### RECORDS SUPPLIED
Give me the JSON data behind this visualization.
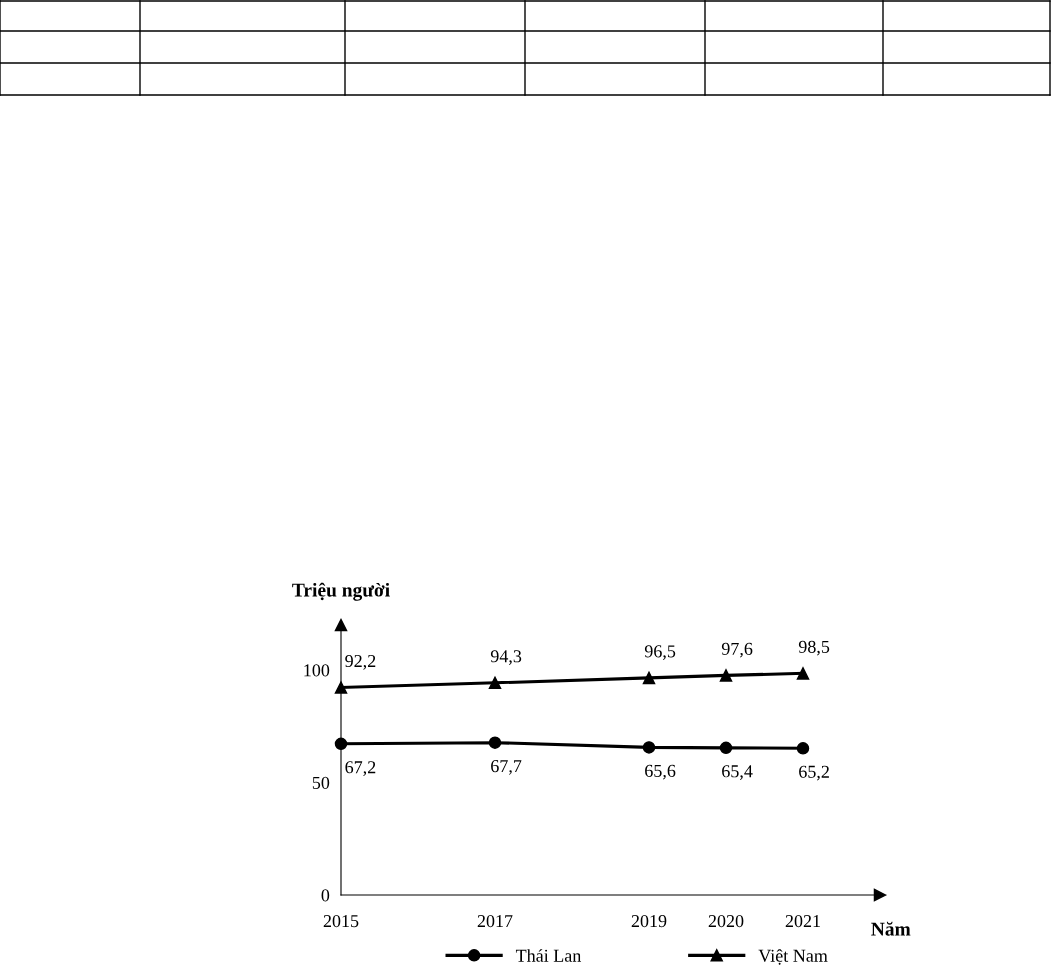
{
  "chart_data": {
    "type": "line",
    "ylabel": "Triệu người",
    "xlabel": "Năm",
    "x": [
      2015,
      2017,
      2019,
      2020,
      2021
    ],
    "series": [
      {
        "name": "Thái Lan",
        "color": "#000000",
        "marker": "circle",
        "values": [
          67.2,
          67.7,
          65.6,
          65.4,
          65.2
        ],
        "value_labels": [
          "67,2",
          "67,7",
          "65,6",
          "65,4",
          "65,2"
        ]
      },
      {
        "name": "Việt Nam",
        "color": "#000000",
        "marker": "triangle",
        "values": [
          92.2,
          94.3,
          96.5,
          97.6,
          98.5
        ],
        "value_labels": [
          "92,2",
          "94,3",
          "96,5",
          "97,6",
          "98,5"
        ]
      }
    ],
    "xlim": [
      2015,
      2022
    ],
    "ylim": [
      0,
      120
    ],
    "xticks": [
      2015,
      2017,
      2019,
      2020,
      2021
    ],
    "yticks": [
      0,
      50,
      100
    ],
    "grid": false,
    "legend": "bottom",
    "line_style": "solid"
  }
}
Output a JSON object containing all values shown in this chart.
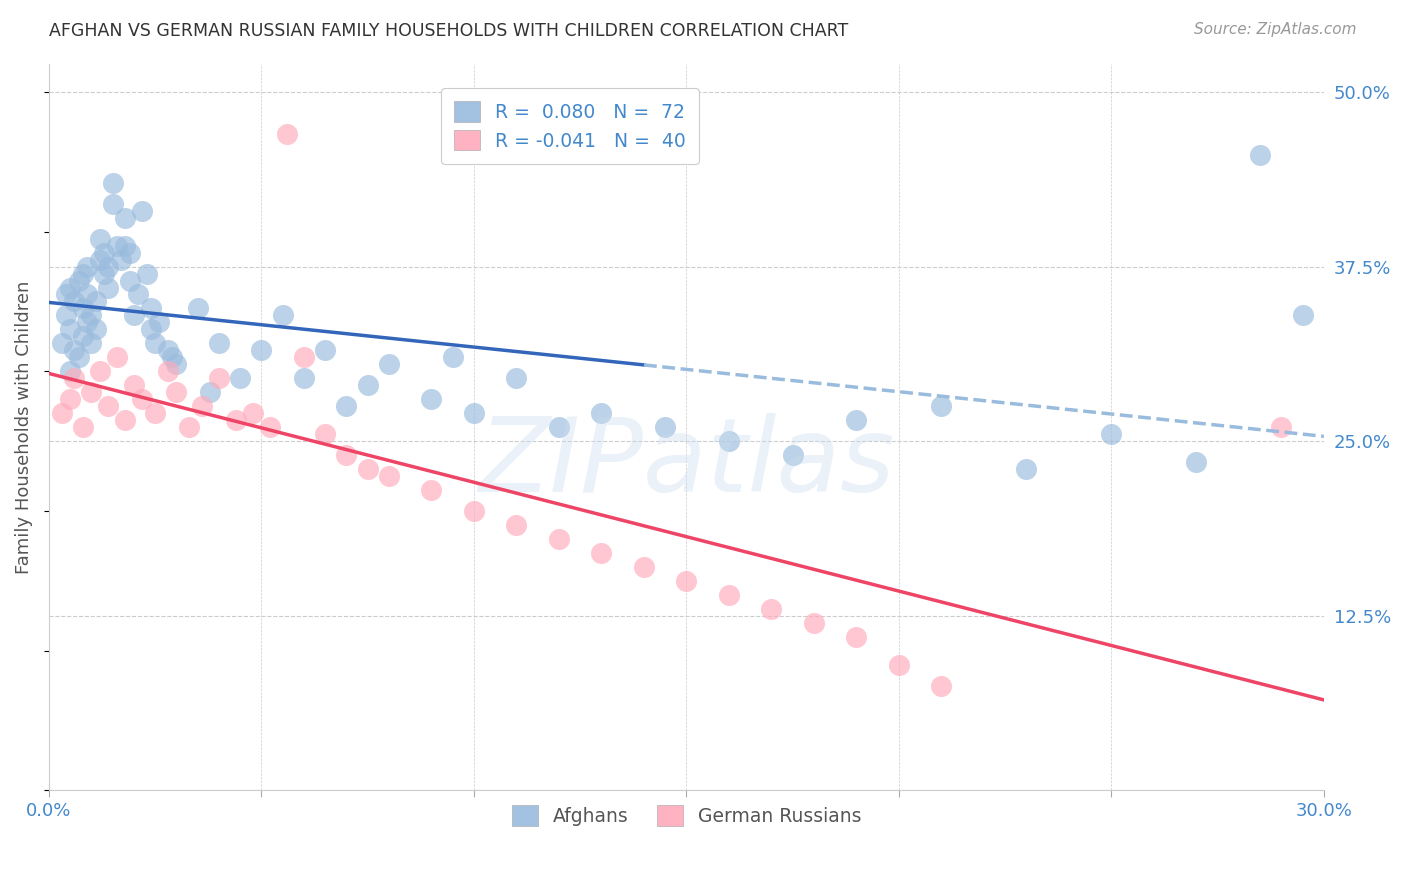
{
  "title": "AFGHAN VS GERMAN RUSSIAN FAMILY HOUSEHOLDS WITH CHILDREN CORRELATION CHART",
  "source": "Source: ZipAtlas.com",
  "ylabel": "Family Households with Children",
  "xlim": [
    0.0,
    0.3
  ],
  "ylim": [
    0.0,
    0.52
  ],
  "xticks": [
    0.0,
    0.05,
    0.1,
    0.15,
    0.2,
    0.25,
    0.3
  ],
  "yticks_right": [
    0.5,
    0.375,
    0.25,
    0.125
  ],
  "ytick_labels_right": [
    "50.0%",
    "37.5%",
    "25.0%",
    "12.5%"
  ],
  "watermark": "ZIPatlas",
  "afghans_x": [
    0.003,
    0.004,
    0.004,
    0.005,
    0.005,
    0.005,
    0.006,
    0.006,
    0.007,
    0.007,
    0.008,
    0.008,
    0.008,
    0.009,
    0.009,
    0.009,
    0.01,
    0.01,
    0.011,
    0.011,
    0.012,
    0.012,
    0.013,
    0.013,
    0.014,
    0.014,
    0.015,
    0.015,
    0.016,
    0.017,
    0.018,
    0.018,
    0.019,
    0.019,
    0.02,
    0.021,
    0.022,
    0.023,
    0.024,
    0.024,
    0.025,
    0.026,
    0.028,
    0.029,
    0.03,
    0.035,
    0.038,
    0.04,
    0.045,
    0.05,
    0.055,
    0.06,
    0.065,
    0.07,
    0.075,
    0.08,
    0.09,
    0.095,
    0.1,
    0.11,
    0.12,
    0.13,
    0.145,
    0.16,
    0.175,
    0.19,
    0.21,
    0.23,
    0.25,
    0.27,
    0.285,
    0.295
  ],
  "afghans_y": [
    0.32,
    0.34,
    0.355,
    0.3,
    0.33,
    0.36,
    0.315,
    0.35,
    0.31,
    0.365,
    0.325,
    0.345,
    0.37,
    0.335,
    0.355,
    0.375,
    0.32,
    0.34,
    0.33,
    0.35,
    0.38,
    0.395,
    0.37,
    0.385,
    0.36,
    0.375,
    0.42,
    0.435,
    0.39,
    0.38,
    0.39,
    0.41,
    0.385,
    0.365,
    0.34,
    0.355,
    0.415,
    0.37,
    0.345,
    0.33,
    0.32,
    0.335,
    0.315,
    0.31,
    0.305,
    0.345,
    0.285,
    0.32,
    0.295,
    0.315,
    0.34,
    0.295,
    0.315,
    0.275,
    0.29,
    0.305,
    0.28,
    0.31,
    0.27,
    0.295,
    0.26,
    0.27,
    0.26,
    0.25,
    0.24,
    0.265,
    0.275,
    0.23,
    0.255,
    0.235,
    0.455,
    0.34
  ],
  "german_russians_x": [
    0.003,
    0.005,
    0.006,
    0.008,
    0.01,
    0.012,
    0.014,
    0.016,
    0.018,
    0.02,
    0.022,
    0.025,
    0.028,
    0.03,
    0.033,
    0.036,
    0.04,
    0.044,
    0.048,
    0.052,
    0.056,
    0.06,
    0.065,
    0.07,
    0.075,
    0.08,
    0.09,
    0.1,
    0.11,
    0.12,
    0.13,
    0.14,
    0.15,
    0.16,
    0.17,
    0.18,
    0.19,
    0.2,
    0.21,
    0.29
  ],
  "german_russians_y": [
    0.27,
    0.28,
    0.295,
    0.26,
    0.285,
    0.3,
    0.275,
    0.31,
    0.265,
    0.29,
    0.28,
    0.27,
    0.3,
    0.285,
    0.26,
    0.275,
    0.295,
    0.265,
    0.27,
    0.26,
    0.47,
    0.31,
    0.255,
    0.24,
    0.23,
    0.225,
    0.215,
    0.2,
    0.19,
    0.18,
    0.17,
    0.16,
    0.15,
    0.14,
    0.13,
    0.12,
    0.11,
    0.09,
    0.075,
    0.26
  ],
  "blue_line_color": "#3366bb",
  "pink_line_color": "#ee4466",
  "blue_dashed_color": "#99bbdd",
  "scatter_blue": "#99bbdd",
  "scatter_pink": "#ffaabb",
  "grid_color": "#cccccc",
  "title_color": "#333333",
  "axis_label_color": "#555555",
  "right_tick_color": "#4488cc",
  "bottom_tick_color": "#4488cc",
  "watermark_color": "#ccddee",
  "source_color": "#999999",
  "legend_r_color_blue": "#3366bb",
  "legend_r_color_pink": "#ee4466",
  "legend_n_color_blue": "#3366bb",
  "legend_n_color_pink": "#ee4466"
}
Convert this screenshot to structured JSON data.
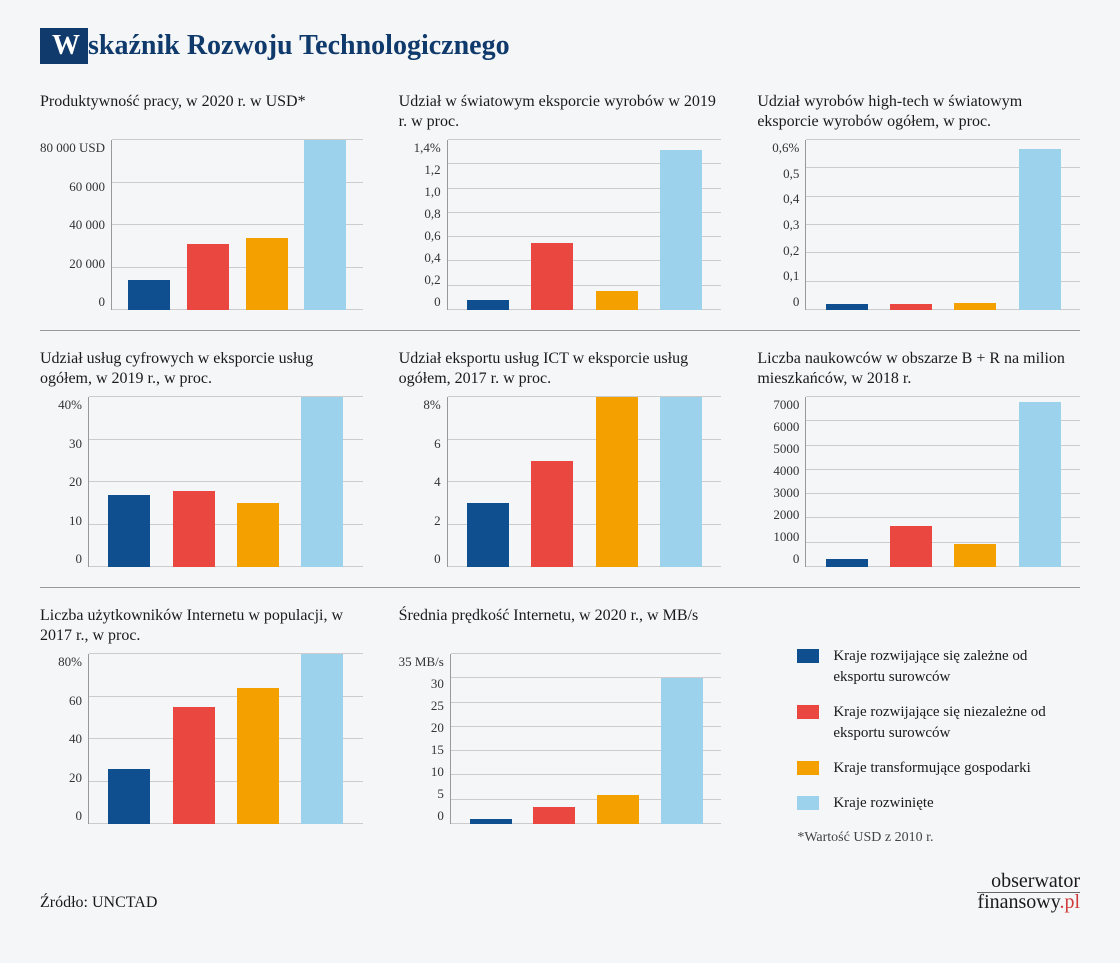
{
  "title_first_letter": "W",
  "title_rest": "skaźnik Rozwoju Technologicznego",
  "source_label": "Źródło: UNCTAD",
  "brand_top": "obserwator",
  "brand_fin": "finansowy",
  "brand_pl": ".pl",
  "colors": {
    "c1": "#0f4f8f",
    "c2": "#e9473f",
    "c3": "#f4a100",
    "c4": "#9dd2ed",
    "grid": "#cccccc",
    "axis": "#999999"
  },
  "legend": {
    "items": [
      {
        "color_key": "c1",
        "label": "Kraje rozwijające się zależne od eksportu surowców"
      },
      {
        "color_key": "c2",
        "label": "Kraje rozwijające się niezależne od eksportu surowców"
      },
      {
        "color_key": "c3",
        "label": "Kraje transformujące gospodarki"
      },
      {
        "color_key": "c4",
        "label": "Kraje rozwinięte"
      }
    ],
    "note": "*Wartość USD z 2010 r."
  },
  "charts": [
    {
      "title": "Produktywność pracy, w 2020 r. w USD*",
      "ymax": 80000,
      "ticks": [
        0,
        20000,
        40000,
        60000,
        80000
      ],
      "tick_labels": [
        "0",
        "20 000",
        "40 000",
        "60 000",
        "80 000 USD"
      ],
      "values": [
        14000,
        31000,
        34000,
        86000
      ]
    },
    {
      "title": "Udział w światowym eksporcie wyrobów w 2019 r. w proc.",
      "ymax": 1.4,
      "ticks": [
        0,
        0.2,
        0.4,
        0.6,
        0.8,
        1.0,
        1.2,
        1.4
      ],
      "tick_labels": [
        "0",
        "0,2",
        "0,4",
        "0,6",
        "0,8",
        "1,0",
        "1,2",
        "1,4%"
      ],
      "values": [
        0.08,
        0.55,
        0.16,
        1.32
      ]
    },
    {
      "title": "Udział wyrobów high-tech w światowym eksporcie wyrobów ogółem, w proc.",
      "ymax": 0.6,
      "ticks": [
        0,
        0.1,
        0.2,
        0.3,
        0.4,
        0.5,
        0.6
      ],
      "tick_labels": [
        "0",
        "0,1",
        "0,2",
        "0,3",
        "0,4",
        "0,5",
        "0,6%"
      ],
      "values": [
        0.02,
        0.02,
        0.025,
        0.57
      ]
    },
    {
      "title": "Udział usług cyfrowych w eksporcie usług ogółem, w 2019 r., w proc.",
      "ymax": 40,
      "ticks": [
        0,
        10,
        20,
        30,
        40
      ],
      "tick_labels": [
        "0",
        "10",
        "20",
        "30",
        "40%"
      ],
      "values": [
        17,
        18,
        15,
        40
      ]
    },
    {
      "title": "Udział eksportu usług ICT w eksporcie usług ogółem, 2017 r. w proc.",
      "ymax": 8,
      "ticks": [
        0,
        2,
        4,
        6,
        8
      ],
      "tick_labels": [
        "0",
        "2",
        "4",
        "6",
        "8%"
      ],
      "values": [
        3,
        5,
        8,
        8
      ]
    },
    {
      "title": "Liczba naukowców w obszarze B + R na milion mieszkańców, w 2018 r.",
      "ymax": 7000,
      "ticks": [
        0,
        1000,
        2000,
        3000,
        4000,
        5000,
        6000,
        7000
      ],
      "tick_labels": [
        "0",
        "1000",
        "2000",
        "3000",
        "4000",
        "5000",
        "6000",
        "7000"
      ],
      "values": [
        350,
        1700,
        950,
        6800
      ]
    },
    {
      "title": "Liczba użytkowników Internetu w populacji, w 2017 r., w proc.",
      "ymax": 80,
      "ticks": [
        0,
        20,
        40,
        60,
        80
      ],
      "tick_labels": [
        "0",
        "20",
        "40",
        "60",
        "80%"
      ],
      "values": [
        26,
        55,
        64,
        86
      ]
    },
    {
      "title": "Średnia prędkość Internetu, w 2020 r., w MB/s",
      "ymax": 35,
      "ticks": [
        0,
        5,
        10,
        15,
        20,
        25,
        30,
        35
      ],
      "tick_labels": [
        "0",
        "5",
        "10",
        "15",
        "20",
        "25",
        "30",
        "35 MB/s"
      ],
      "values": [
        1,
        3.5,
        6,
        30
      ]
    }
  ]
}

### PROBLEM TO WORK ON
A single figure is required: the number of lines above in which the word "this" occurs.

### FINAL RESULT
3